* Required work
The entries below should be quoted exactly, with no pictures carried over.

┌─ Records provided

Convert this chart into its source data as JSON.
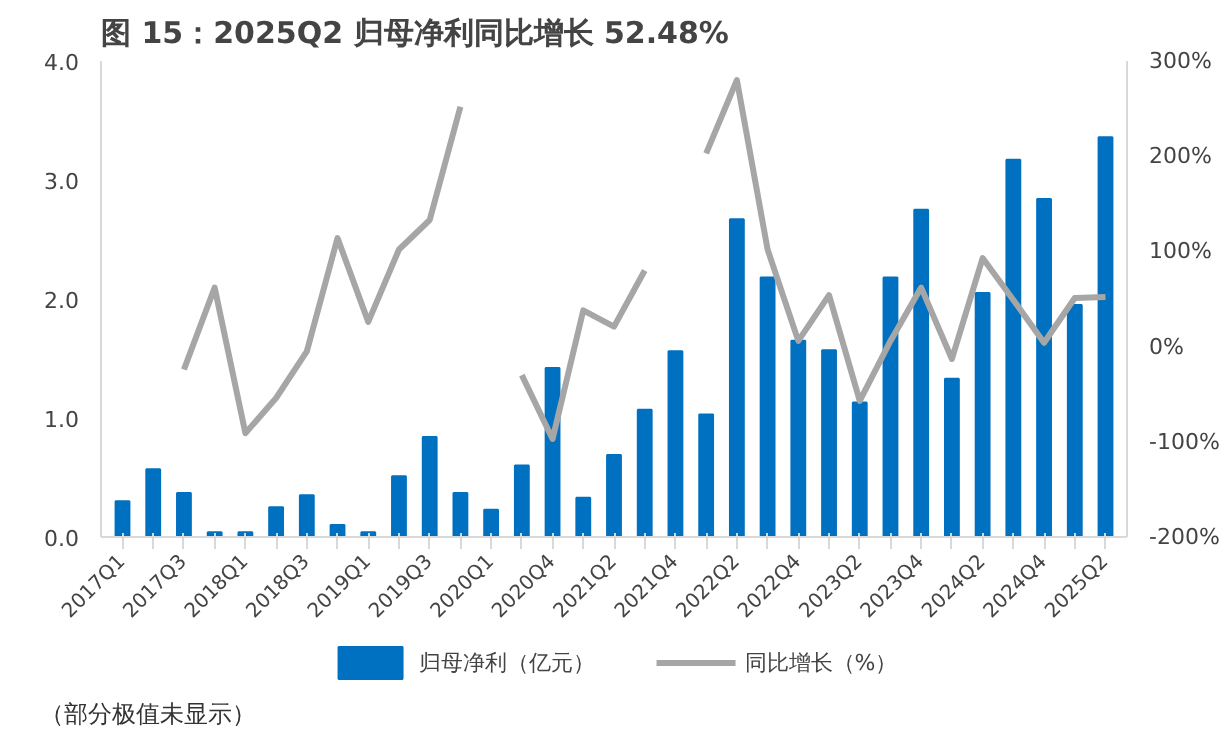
{
  "chart_data": {
    "type": "bar",
    "title": "图 15：2025Q2 归母净利同比增长 52.48%",
    "categories": [
      "2017Q1",
      null,
      "2017Q3",
      null,
      "2018Q1",
      null,
      "2018Q3",
      null,
      "2019Q1",
      null,
      "2019Q3",
      null,
      "2020Q1",
      null,
      "2020Q4",
      null,
      "2021Q2",
      null,
      "2021Q4",
      null,
      "2022Q2",
      null,
      "2022Q4",
      null,
      "2023Q2",
      null,
      "2023Q4",
      null,
      "2024Q2",
      null,
      "2024Q4",
      null,
      "2025Q2"
    ],
    "series": [
      {
        "name": "归母净利（亿元）",
        "color": "#0070c0",
        "values": [
          0.3,
          0.57,
          0.37,
          0.04,
          0.04,
          0.25,
          0.35,
          0.1,
          0.04,
          0.51,
          0.84,
          0.37,
          0.23,
          0.6,
          1.42,
          0.33,
          0.69,
          1.07,
          1.56,
          1.03,
          2.67,
          2.18,
          1.65,
          1.57,
          1.13,
          2.18,
          2.75,
          1.33,
          2.05,
          3.17,
          2.84,
          1.95,
          3.36
        ]
      },
      {
        "name": "同比增长（%）",
        "type": "line",
        "axis": "y2",
        "color": "#a6a6a6",
        "values": [
          null,
          null,
          -24,
          62,
          -91,
          -54,
          -5,
          114,
          26,
          102,
          133,
          252,
          null,
          -30,
          -97,
          38,
          21,
          80,
          null,
          203,
          280,
          102,
          6,
          54,
          -57,
          6,
          62,
          -13,
          93,
          49,
          4,
          51,
          52
        ]
      }
    ],
    "ylim": [
      0,
      4
    ],
    "yticks": [
      {
        "value": 0,
        "label": "0.0"
      },
      {
        "value": 1,
        "label": "1.0"
      },
      {
        "value": 2,
        "label": "2.0"
      },
      {
        "value": 3,
        "label": "3.0"
      },
      {
        "value": 4,
        "label": "4.0"
      }
    ],
    "y2lim": [
      -200,
      300
    ],
    "y2ticks": [
      {
        "value": -200,
        "label": "-200%"
      },
      {
        "value": -100,
        "label": "-100%"
      },
      {
        "value": 0,
        "label": "0%"
      },
      {
        "value": 100,
        "label": "100%"
      },
      {
        "value": 200,
        "label": "200%"
      },
      {
        "value": 300,
        "label": "300%"
      }
    ],
    "grid": false,
    "legend": "bottom",
    "marker": "none",
    "line_style": "solid",
    "annotations": [
      "（部分极值未显示）"
    ]
  }
}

└─

* Solution to the problem
Convert this chart into its source data as JSON.
{
  "chart_data": {
    "type": "bar",
    "title": "图 15：2025Q2 归母净利同比增长 52.48%",
    "categories": [
      "2017Q1",
      null,
      "2017Q3",
      null,
      "2018Q1",
      null,
      "2018Q3",
      null,
      "2019Q1",
      null,
      "2019Q3",
      null,
      "2020Q1",
      null,
      "2020Q4",
      null,
      "2021Q2",
      null,
      "2021Q4",
      null,
      "2022Q2",
      null,
      "2022Q4",
      null,
      "2023Q2",
      null,
      "2023Q4",
      null,
      "2024Q2",
      null,
      "2024Q4",
      null,
      "2025Q2"
    ],
    "series": [
      {
        "name": "归母净利（亿元）",
        "color": "#0070c0",
        "values": [
          0.3,
          0.57,
          0.37,
          0.04,
          0.04,
          0.25,
          0.35,
          0.1,
          0.04,
          0.51,
          0.84,
          0.37,
          0.23,
          0.6,
          1.42,
          0.33,
          0.69,
          1.07,
          1.56,
          1.03,
          2.67,
          2.18,
          1.65,
          1.57,
          1.13,
          2.18,
          2.75,
          1.33,
          2.05,
          3.17,
          2.84,
          1.95,
          3.36
        ]
      },
      {
        "name": "同比增长（%）",
        "type": "line",
        "axis": "y2",
        "color": "#a6a6a6",
        "values": [
          null,
          null,
          -24,
          62,
          -91,
          -54,
          -5,
          114,
          26,
          102,
          133,
          252,
          null,
          -30,
          -97,
          38,
          21,
          80,
          null,
          203,
          280,
          102,
          6,
          54,
          -57,
          6,
          62,
          -13,
          93,
          49,
          4,
          51,
          52
        ]
      }
    ],
    "ylim": [
      0,
      4
    ],
    "yticks": [
      {
        "value": 0,
        "label": "0.0"
      },
      {
        "value": 1,
        "label": "1.0"
      },
      {
        "value": 2,
        "label": "2.0"
      },
      {
        "value": 3,
        "label": "3.0"
      },
      {
        "value": 4,
        "label": "4.0"
      }
    ],
    "y2lim": [
      -200,
      300
    ],
    "y2ticks": [
      {
        "value": -200,
        "label": "-200%"
      },
      {
        "value": -100,
        "label": "-100%"
      },
      {
        "value": 0,
        "label": "0%"
      },
      {
        "value": 100,
        "label": "100%"
      },
      {
        "value": 200,
        "label": "200%"
      },
      {
        "value": 300,
        "label": "300%"
      }
    ],
    "grid": false,
    "legend": "bottom",
    "marker": "none",
    "line_style": "solid",
    "annotations": [
      "（部分极值未显示）"
    ]
  }
}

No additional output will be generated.